=== INPUT RECORDS ===

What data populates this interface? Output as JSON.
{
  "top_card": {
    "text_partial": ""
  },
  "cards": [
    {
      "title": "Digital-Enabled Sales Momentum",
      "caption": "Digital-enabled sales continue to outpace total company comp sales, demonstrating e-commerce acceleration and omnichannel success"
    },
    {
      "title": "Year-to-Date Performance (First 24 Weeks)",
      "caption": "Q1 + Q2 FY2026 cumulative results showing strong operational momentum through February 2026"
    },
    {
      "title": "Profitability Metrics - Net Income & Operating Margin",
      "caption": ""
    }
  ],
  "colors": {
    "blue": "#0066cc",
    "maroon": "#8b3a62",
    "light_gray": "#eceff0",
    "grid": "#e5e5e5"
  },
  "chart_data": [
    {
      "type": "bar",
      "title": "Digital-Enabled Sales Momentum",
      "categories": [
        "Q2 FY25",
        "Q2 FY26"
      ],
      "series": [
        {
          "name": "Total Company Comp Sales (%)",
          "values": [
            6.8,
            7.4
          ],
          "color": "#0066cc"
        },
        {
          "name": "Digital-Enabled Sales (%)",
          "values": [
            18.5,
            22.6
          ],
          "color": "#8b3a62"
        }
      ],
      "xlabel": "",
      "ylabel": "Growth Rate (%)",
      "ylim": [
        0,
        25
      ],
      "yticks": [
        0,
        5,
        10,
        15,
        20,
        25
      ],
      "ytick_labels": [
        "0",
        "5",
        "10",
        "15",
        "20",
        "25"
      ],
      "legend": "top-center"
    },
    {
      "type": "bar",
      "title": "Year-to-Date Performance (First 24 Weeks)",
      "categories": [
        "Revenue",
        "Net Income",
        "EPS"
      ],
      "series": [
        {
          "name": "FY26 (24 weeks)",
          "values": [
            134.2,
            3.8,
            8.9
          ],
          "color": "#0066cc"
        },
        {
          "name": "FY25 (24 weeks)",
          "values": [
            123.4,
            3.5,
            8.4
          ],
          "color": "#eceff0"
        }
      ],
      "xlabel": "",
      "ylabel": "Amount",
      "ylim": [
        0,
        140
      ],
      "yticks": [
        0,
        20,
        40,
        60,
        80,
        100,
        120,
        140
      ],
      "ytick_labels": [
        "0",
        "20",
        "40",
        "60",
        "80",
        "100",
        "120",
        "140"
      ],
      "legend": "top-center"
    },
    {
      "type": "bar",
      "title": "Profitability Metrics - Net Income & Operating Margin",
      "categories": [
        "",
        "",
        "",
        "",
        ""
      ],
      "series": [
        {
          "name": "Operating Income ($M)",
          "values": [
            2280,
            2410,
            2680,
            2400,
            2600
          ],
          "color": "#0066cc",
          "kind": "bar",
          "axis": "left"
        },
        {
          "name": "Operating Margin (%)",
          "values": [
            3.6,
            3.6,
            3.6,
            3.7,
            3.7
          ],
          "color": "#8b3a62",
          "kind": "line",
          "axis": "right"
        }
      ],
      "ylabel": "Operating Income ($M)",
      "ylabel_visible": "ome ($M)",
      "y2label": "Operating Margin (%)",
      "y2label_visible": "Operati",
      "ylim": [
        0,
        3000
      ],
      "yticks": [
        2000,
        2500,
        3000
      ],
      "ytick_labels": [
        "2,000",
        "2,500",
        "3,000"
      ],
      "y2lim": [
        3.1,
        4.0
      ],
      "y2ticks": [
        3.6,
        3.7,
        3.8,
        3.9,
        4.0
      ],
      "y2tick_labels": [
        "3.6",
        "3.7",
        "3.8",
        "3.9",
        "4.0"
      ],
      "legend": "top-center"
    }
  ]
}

=== WHAT TO WORK ON ===
Quote all the records exactly, please, leaving none out.

=== CORRECT RESPONSE ===
What data populates this interface? Output as JSON.
{
  "top_card": {
    "text_partial": ""
  },
  "cards": [
    {
      "title": "Digital-Enabled Sales Momentum",
      "caption": "Digital-enabled sales continue to outpace total company comp sales, demonstrating e-commerce acceleration and omnichannel success"
    },
    {
      "title": "Year-to-Date Performance (First 24 Weeks)",
      "caption": "Q1 + Q2 FY2026 cumulative results showing strong operational momentum through February 2026"
    },
    {
      "title": "Profitability Metrics - Net Income & Operating Margin",
      "caption": ""
    }
  ],
  "colors": {
    "blue": "#0066cc",
    "maroon": "#8b3a62",
    "light_gray": "#eceff0",
    "grid": "#e5e5e5"
  },
  "chart_data": [
    {
      "type": "bar",
      "title": "Digital-Enabled Sales Momentum",
      "categories": [
        "Q2 FY25",
        "Q2 FY26"
      ],
      "series": [
        {
          "name": "Total Company Comp Sales (%)",
          "values": [
            6.8,
            7.4
          ],
          "color": "#0066cc"
        },
        {
          "name": "Digital-Enabled Sales (%)",
          "values": [
            18.5,
            22.6
          ],
          "color": "#8b3a62"
        }
      ],
      "xlabel": "",
      "ylabel": "Growth Rate (%)",
      "ylim": [
        0,
        25
      ],
      "yticks": [
        0,
        5,
        10,
        15,
        20,
        25
      ],
      "ytick_labels": [
        "0",
        "5",
        "10",
        "15",
        "20",
        "25"
      ],
      "legend": "top-center"
    },
    {
      "type": "bar",
      "title": "Year-to-Date Performance (First 24 Weeks)",
      "categories": [
        "Revenue",
        "Net Income",
        "EPS"
      ],
      "series": [
        {
          "name": "FY26 (24 weeks)",
          "values": [
            134.2,
            3.8,
            8.9
          ],
          "color": "#0066cc"
        },
        {
          "name": "FY25 (24 weeks)",
          "values": [
            123.4,
            3.5,
            8.4
          ],
          "color": "#eceff0"
        }
      ],
      "xlabel": "",
      "ylabel": "Amount",
      "ylim": [
        0,
        140
      ],
      "yticks": [
        0,
        20,
        40,
        60,
        80,
        100,
        120,
        140
      ],
      "ytick_labels": [
        "0",
        "20",
        "40",
        "60",
        "80",
        "100",
        "120",
        "140"
      ],
      "legend": "top-center"
    },
    {
      "type": "bar",
      "title": "Profitability Metrics - Net Income & Operating Margin",
      "categories": [
        "",
        "",
        "",
        "",
        ""
      ],
      "series": [
        {
          "name": "Operating Income ($M)",
          "values": [
            2280,
            2410,
            2680,
            2400,
            2600
          ],
          "color": "#0066cc",
          "kind": "bar",
          "axis": "left"
        },
        {
          "name": "Operating Margin (%)",
          "values": [
            3.6,
            3.6,
            3.6,
            3.7,
            3.7
          ],
          "color": "#8b3a62",
          "kind": "line",
          "axis": "right"
        }
      ],
      "ylabel": "Operating Income ($M)",
      "ylabel_visible": "ome ($M)",
      "y2label": "Operating Margin (%)",
      "y2label_visible": "Operati",
      "ylim": [
        0,
        3000
      ],
      "yticks": [
        2000,
        2500,
        3000
      ],
      "ytick_labels": [
        "2,000",
        "2,500",
        "3,000"
      ],
      "y2lim": [
        3.1,
        4.0
      ],
      "y2ticks": [
        3.6,
        3.7,
        3.8,
        3.9,
        4.0
      ],
      "y2tick_labels": [
        "3.6",
        "3.7",
        "3.8",
        "3.9",
        "4.0"
      ],
      "legend": "top-center"
    }
  ]
}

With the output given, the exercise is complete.